■ TEXTO EXTRAÍDO
###

Del mismo modo mantuvo a un anciano honrado al cual permitía que viniera a nuestra casa a comer, proveyéndole de vestido, y pagando la pensión de la casita donde vivía. Hizo lo mismo con una familia importante que a causa de deudas había huido a Roma por espacio de dos años, dándoles comida, pagándoles el alquiler de la casa, y ayudándoles con sus hijos, a los que hizo ir a la universidad, y después les ayudó con los gastos de la graduación y les consiguió trabajo en su profesión, y pudieron después arreglárselas y valerse para el mantenimiento.

###

■ MATERIAL RECOPILADO
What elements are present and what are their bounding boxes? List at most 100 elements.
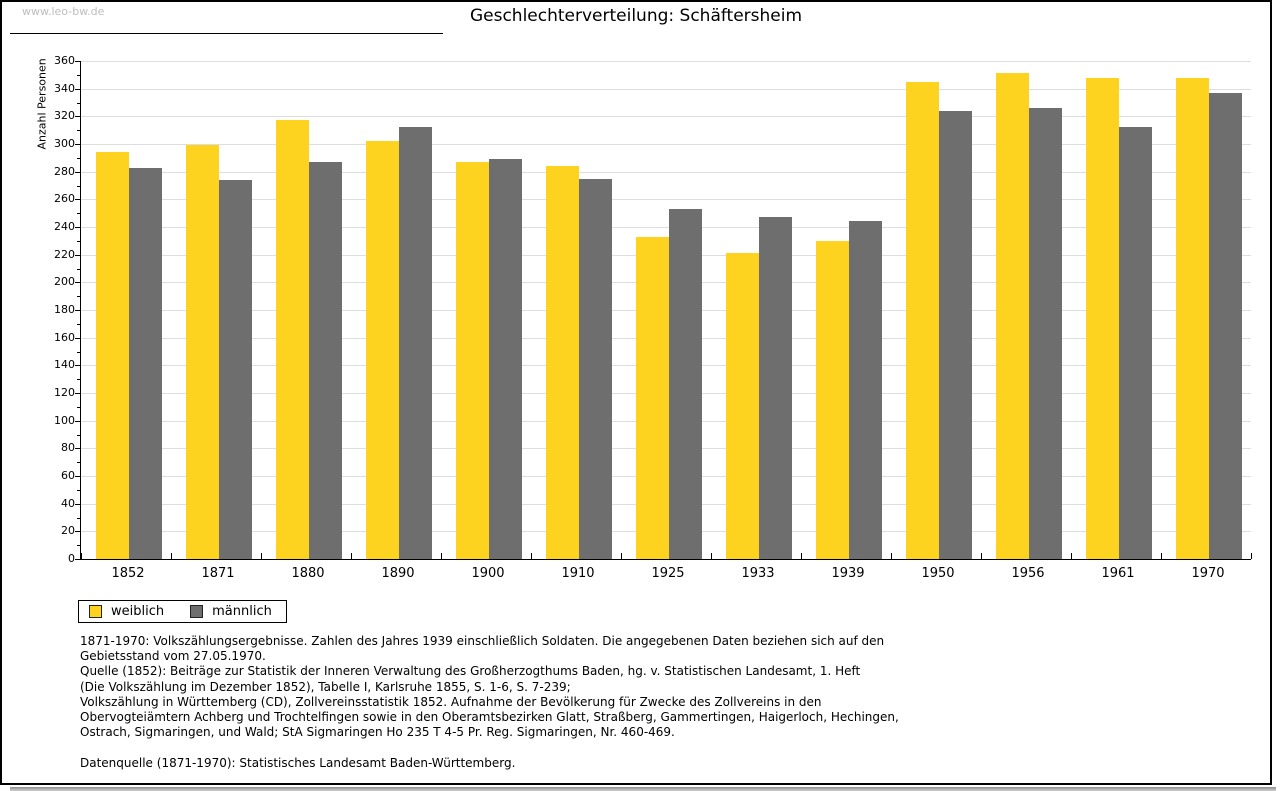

###

■ TRABAJO REQUERIDO
[1] Enumera todas las formas de ayuda que, según el relato sobre las ayudas prestadas, recibió la familia que había huido a Roma por deudas.
[2] Prosigue el relato sobre las ayudas prestadas a partir de su última oración.

■ RESULTADOS DEL EJERCICIO
[1]
- Les dio comida.
- Les pagó el alquiler de la casa.
- Les ayudó con sus hijos.
- Hizo que los hijos fueran a la universidad.
- Les ayudó con los gastos de la graduación.
- Les consiguió trabajo en su profesión.

[2]
Vino un pobre a la sacristía, y le dijo al Padre que tenía muchos hijos, y que no tenía con qué mantenerlos. El Padre hizo venir al encargado del comedor y le pidió el pan que hubiera en casa, y cuando oyó que sólo había cinco hogazas que servirían un poco más tarde para los enfermos, le dijo: “Déselas a este pobrecito”. El otro le dijo: “¿Y cómo haremos nosotros?” El Padre le dijo: “No me replique, déselas”. Se las dio, y apenas el pobre se había ido de la iglesia, llegó a la portería uno enviado por el señor cardenal Montalto, con una nota en la que decía que fueran los nuestros a un tal horno a recoger sesenta decenas de hogazas como limosna. Cosas similares ocurrían ordinariamente, pero no hacía ninguna reflexión al respecto.

La ilustrísima señora Laurea Gaetani afirma saber que el Padre socorría con comida y vestido a personas nobles pobres, a las que por conveniencia no nombra.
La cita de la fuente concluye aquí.